It’s silly to act as if those have equal likelihood. Is it possible? Yeah we didn’t see, but it’s far fetched to assume so without solid evidence


----------



## trance (Jul 12, 2021)

truedetectiveseason2intro said:


> It’s silly to act as if those have equal likelihood. Is it possible? Yeah we didn’t see, but it’s far fetched to assume so without solid evidence



hey man, im not the one who wrote that wb was the wsm before roger's death which hasn't exactly been contradicted in-story :/


----------



## truedetectiveseason2intro (Jul 12, 2021)

Trance said:


> hey man, im not the one who wrote that wb was the wsm before roger's death which hasn't exactly been contradicted in-story :/


Even if you think wb is stronger if wb can fight him for 3 days without his fruit that means he’s massively stronger


----------



## Dead Precedence (Jul 13, 2021)

Shunsuiju said:


> So does Roger.


Roger doesn't have a DF though


Shunsuiju said:


> Whitebeard didn't use it against Roger, otherwise the island would be been destroyed.


Destroying the island would just be shooting himself in the foot though since he and his crew are the DF users. Roger's crew, that we know of, have no DF so unless WB was feeling suicidal he'd have no reason to destroy the island.

But that's besides the point, I'd sure hope he'd sandbag on one of his good friends who has pirate aids and was about to die. Imagine going all out against your friend in a sparring match that has terminal cancer when you two used to spar heavily all the time.


Shunsuiju said:


> What does "true conqueror" even mean?


One that was at not point ever subservient to someone else. WB and all the yonko are frauds unworthy of the term conqueror.  Roger is pirate king for a reason and WB's former captain's will lives on in his protege Teach. Morever, we know that Rocks' crew was a hierarchy based on strength so he bent the knee to someone stronger, Roger would never do that. inb4 him groveling at his feet to ask for Oden, that's different he wouldn't ever serve as a Righ Hand Man to another pirate like WB did.


Shunsuiju said:


> No. Just no.


Yes, just yes. Any of the color trio with a supreme grade blade would shoot up another tier and all be the WSM. Mihawk with a logia would at the least be equal to Old WB. Like I said SHITrohige is a fraud, without Gura he's Oden level at best, remove his naginata and he'd be Fujitora level at best (definitely weaker than the C3), remove both and I think the WB pirates would have to find a new captain as Marco would be stronger.

** Listed entries **
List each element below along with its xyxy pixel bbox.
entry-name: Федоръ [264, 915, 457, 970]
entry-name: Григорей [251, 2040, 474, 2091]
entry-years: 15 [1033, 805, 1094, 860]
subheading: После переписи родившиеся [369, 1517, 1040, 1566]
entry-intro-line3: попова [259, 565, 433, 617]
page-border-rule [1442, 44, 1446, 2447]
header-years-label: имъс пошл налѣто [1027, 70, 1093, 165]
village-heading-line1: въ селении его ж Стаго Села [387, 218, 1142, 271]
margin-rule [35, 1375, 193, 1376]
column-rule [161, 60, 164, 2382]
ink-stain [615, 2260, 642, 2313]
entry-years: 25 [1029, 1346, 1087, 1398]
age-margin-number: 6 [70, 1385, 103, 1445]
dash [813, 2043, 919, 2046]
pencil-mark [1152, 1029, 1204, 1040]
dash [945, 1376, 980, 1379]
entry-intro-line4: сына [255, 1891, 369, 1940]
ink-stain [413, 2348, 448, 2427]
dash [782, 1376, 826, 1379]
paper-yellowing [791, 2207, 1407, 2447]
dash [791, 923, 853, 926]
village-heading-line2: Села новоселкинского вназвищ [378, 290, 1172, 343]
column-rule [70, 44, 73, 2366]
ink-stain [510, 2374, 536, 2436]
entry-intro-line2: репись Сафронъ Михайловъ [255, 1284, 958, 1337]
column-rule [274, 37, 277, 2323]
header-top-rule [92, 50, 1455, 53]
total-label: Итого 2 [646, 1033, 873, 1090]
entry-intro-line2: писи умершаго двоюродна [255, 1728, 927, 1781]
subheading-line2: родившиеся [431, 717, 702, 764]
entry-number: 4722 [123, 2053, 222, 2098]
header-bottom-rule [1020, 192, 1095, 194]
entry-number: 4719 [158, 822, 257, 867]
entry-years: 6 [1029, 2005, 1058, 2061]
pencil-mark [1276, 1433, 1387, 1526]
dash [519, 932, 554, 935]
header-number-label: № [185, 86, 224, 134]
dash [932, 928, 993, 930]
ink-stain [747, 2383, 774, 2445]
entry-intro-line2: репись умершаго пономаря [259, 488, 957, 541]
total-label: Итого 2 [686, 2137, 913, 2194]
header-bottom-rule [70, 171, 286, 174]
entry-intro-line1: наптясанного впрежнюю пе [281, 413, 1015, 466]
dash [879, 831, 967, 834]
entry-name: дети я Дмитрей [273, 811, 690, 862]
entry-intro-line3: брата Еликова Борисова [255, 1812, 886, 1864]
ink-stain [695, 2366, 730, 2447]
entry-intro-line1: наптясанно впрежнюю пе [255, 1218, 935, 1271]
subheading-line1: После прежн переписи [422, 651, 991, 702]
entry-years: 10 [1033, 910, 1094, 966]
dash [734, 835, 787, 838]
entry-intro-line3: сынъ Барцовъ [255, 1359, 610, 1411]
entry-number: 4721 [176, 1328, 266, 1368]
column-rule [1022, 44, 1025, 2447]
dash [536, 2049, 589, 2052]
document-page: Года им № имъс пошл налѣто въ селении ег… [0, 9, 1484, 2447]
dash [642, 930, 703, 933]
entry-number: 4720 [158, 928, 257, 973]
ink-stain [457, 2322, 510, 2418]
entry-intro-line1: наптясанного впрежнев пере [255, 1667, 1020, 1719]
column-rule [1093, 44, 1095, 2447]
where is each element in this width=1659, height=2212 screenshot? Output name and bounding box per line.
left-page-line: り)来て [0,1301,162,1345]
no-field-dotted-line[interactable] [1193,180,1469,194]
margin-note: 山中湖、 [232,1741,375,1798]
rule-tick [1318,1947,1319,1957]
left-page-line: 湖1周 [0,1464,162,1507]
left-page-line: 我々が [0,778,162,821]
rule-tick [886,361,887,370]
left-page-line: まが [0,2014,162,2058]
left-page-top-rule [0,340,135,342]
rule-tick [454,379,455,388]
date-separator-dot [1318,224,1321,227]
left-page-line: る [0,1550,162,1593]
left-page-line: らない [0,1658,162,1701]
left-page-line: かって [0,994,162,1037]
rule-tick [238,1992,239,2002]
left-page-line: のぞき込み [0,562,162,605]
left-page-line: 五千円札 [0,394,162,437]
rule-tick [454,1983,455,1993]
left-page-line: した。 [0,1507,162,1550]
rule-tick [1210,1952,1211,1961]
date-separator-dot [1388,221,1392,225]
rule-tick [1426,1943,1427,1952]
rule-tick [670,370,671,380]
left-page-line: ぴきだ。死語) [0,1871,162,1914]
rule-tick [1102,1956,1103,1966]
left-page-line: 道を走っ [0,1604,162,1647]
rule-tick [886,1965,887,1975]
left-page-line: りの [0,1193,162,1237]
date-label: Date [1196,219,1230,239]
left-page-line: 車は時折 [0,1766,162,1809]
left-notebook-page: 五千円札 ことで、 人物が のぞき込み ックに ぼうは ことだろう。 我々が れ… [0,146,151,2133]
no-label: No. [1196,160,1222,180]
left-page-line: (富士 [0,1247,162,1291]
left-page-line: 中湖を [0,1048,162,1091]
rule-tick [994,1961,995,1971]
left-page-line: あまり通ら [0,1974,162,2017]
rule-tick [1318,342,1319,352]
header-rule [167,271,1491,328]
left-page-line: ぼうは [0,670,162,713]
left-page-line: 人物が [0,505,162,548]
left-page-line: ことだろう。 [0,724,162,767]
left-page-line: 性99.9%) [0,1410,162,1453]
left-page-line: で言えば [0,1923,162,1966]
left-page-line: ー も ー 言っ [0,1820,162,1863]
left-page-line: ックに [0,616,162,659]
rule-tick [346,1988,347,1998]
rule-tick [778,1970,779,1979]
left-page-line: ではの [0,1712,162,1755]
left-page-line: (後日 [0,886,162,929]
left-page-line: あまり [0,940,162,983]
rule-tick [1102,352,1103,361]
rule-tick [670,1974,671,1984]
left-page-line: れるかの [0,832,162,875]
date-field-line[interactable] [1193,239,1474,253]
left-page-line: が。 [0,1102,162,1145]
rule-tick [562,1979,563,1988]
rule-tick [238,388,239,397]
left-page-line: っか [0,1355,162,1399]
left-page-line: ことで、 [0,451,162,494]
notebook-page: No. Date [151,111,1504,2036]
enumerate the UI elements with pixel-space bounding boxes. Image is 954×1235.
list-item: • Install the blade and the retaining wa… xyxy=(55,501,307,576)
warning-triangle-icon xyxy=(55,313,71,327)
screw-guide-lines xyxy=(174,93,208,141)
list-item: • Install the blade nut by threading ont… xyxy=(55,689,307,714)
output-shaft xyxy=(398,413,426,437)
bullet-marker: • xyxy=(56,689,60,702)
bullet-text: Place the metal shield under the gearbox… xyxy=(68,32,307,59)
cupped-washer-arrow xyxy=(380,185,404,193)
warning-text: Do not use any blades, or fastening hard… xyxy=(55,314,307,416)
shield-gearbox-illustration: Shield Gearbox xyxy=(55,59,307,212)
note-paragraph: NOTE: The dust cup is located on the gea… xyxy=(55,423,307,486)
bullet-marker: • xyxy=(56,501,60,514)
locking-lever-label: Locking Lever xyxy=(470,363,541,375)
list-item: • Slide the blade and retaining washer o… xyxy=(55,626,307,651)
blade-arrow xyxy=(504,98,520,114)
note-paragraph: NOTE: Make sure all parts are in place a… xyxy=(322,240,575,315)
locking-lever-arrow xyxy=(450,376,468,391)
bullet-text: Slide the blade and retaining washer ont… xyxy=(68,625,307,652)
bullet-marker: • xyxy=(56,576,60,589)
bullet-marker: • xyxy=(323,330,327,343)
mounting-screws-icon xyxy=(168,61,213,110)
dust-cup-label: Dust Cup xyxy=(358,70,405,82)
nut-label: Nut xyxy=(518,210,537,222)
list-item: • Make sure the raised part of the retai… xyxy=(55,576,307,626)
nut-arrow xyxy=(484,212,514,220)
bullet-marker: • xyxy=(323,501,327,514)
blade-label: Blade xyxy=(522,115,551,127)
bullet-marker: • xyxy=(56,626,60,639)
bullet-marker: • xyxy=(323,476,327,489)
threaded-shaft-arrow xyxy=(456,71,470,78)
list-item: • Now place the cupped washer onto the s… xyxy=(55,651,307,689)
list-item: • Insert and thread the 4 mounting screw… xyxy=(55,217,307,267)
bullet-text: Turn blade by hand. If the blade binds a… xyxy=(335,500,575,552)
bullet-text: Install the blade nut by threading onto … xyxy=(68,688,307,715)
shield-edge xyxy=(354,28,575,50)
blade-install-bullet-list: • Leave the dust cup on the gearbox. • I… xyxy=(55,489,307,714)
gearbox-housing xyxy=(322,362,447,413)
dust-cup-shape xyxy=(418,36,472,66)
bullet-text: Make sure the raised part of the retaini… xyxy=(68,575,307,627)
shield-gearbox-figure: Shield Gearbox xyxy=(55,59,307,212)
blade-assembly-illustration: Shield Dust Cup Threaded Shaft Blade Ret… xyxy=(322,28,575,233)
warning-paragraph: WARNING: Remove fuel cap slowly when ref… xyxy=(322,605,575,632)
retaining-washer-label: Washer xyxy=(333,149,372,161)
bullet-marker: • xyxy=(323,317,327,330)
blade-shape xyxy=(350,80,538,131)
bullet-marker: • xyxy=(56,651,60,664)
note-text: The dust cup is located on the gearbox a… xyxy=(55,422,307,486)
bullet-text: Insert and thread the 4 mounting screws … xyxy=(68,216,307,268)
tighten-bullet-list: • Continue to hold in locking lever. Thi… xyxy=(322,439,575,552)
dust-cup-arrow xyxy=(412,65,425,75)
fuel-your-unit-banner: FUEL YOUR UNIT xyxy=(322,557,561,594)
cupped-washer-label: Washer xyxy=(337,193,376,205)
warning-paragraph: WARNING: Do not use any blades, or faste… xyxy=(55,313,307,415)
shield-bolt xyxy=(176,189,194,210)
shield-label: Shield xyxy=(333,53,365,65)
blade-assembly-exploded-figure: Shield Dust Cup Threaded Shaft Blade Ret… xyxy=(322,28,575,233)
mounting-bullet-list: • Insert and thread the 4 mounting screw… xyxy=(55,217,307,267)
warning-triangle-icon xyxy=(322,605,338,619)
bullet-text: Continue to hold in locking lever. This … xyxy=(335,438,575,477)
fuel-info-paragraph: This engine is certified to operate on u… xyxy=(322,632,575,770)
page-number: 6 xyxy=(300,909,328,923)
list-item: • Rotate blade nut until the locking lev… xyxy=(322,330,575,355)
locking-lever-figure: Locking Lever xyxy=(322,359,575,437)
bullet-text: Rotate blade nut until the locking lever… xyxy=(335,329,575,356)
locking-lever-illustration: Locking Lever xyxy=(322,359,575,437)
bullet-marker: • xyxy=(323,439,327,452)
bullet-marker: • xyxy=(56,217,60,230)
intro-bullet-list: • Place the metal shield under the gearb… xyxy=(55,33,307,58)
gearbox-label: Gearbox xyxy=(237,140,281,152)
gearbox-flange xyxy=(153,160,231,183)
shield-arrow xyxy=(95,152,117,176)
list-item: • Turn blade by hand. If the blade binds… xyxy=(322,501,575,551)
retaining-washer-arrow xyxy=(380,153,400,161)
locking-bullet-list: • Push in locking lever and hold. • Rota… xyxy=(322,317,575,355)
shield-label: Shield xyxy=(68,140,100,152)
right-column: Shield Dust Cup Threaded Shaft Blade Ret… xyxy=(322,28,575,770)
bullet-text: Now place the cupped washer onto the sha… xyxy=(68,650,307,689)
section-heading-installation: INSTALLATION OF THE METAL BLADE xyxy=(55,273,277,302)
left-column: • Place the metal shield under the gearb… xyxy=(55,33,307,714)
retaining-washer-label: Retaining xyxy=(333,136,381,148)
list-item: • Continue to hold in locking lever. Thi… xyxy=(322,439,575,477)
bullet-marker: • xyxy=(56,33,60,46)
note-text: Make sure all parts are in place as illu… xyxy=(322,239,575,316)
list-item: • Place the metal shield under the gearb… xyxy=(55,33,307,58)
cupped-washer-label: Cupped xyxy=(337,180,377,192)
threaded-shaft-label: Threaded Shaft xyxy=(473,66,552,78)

** Task list **
- A) Please return the part of the forum thread that opens with the words containing "Destroying the island" and closes with "all the time.".
- B) In the forum thread, what level does Dead Precedence put Whitebeard at without Gura?
- C) Write what comes next in the forum thread, starting after its final sentence.
The items have nothing to do with the forum thread.

** Written answers **
- A)
Destroying the island would just be shooting himself in the foot though since he and his crew are the DF users. Roger's crew, that we know of, have no DF so unless WB was feeling suicidal he'd have no reason to destroy the island.

But that's besides the point, I'd sure hope he'd sandbag on one of his good friends who has pirate aids and was about to die. Imagine going all out against your friend in a sparring match that has terminal cancer when you two used to spar heavily all the time.

- B) Oden level at best.

- C)
Now add Garp who was very close to them at the very worst, but equal to them at the best with either a Supreme grade blade or DF and he's decisively the strongest, but Garp isn't the type to care about such empty titles when he turned down a more prestigious title which was admiral anyway. Add both since SHITrohige lived life on easy mode training wheels and he'd be tier 0 and knock Roger and WB down to the levels of Shiki/Sengoku and would be stronger than Imu/Joyboy/Xebec etc.

Also legit wouldn't be surprised if the GV incident has Garp and Roger as the true equals all along with WB as a red herring, fraud, and he was the one who was a step below the entire time. Like I said Garp and Roger 2v1 Xebec, Rayleigh (who's the oldest out of all the legends) takes down WB who either didn't hit his prime or JUST hit it. Scopper takes down Shiki/Big Mom, Buggy and Shanks take down Kaido. Like I said WBcoin will take a huge hit once the GV incident pops up.


*Spoiler*: __ 



trolling aside though, you can't downplay how much an op devil fruit would boost one of the top tiers in the rankings. A high top tier like Mihawk or Shanks with a busted DF could legit probably be on old WB's level. Look at how much of a boost BB got with his fruit after training it for a bit.  It shot him up to top tier, so no reason to see why someone like Shanks/Mihawk wouldn't at least shoot up a sub tier with a broken DF


----------



## JayK (Jul 13, 2021)

Dead Precedence said:


> the God Valley Incident makes Roger and Garp look much better than WB


this tbh

but those things are conveniently ignored, instead Garp is weaker than shitters like Laido and Meme now

Reactions: Like 3


----------



## Mihawk (Jul 13, 2021)

I'm almost pretty sure that Whitebeard defected in God Valley though. 

His disdain for the memories with his former crew seems apparent enough. While Garp & Roger double-teamed Xebec to take him down, it's possible Newgate could've kicked Kaido's ass or fought off Big Mom or Shiki, while Rayleigh and Scopper dealt with a couple of them or the rest of the crew like Silver Axe, etc.


----------



## MrPopo (Jul 13, 2021)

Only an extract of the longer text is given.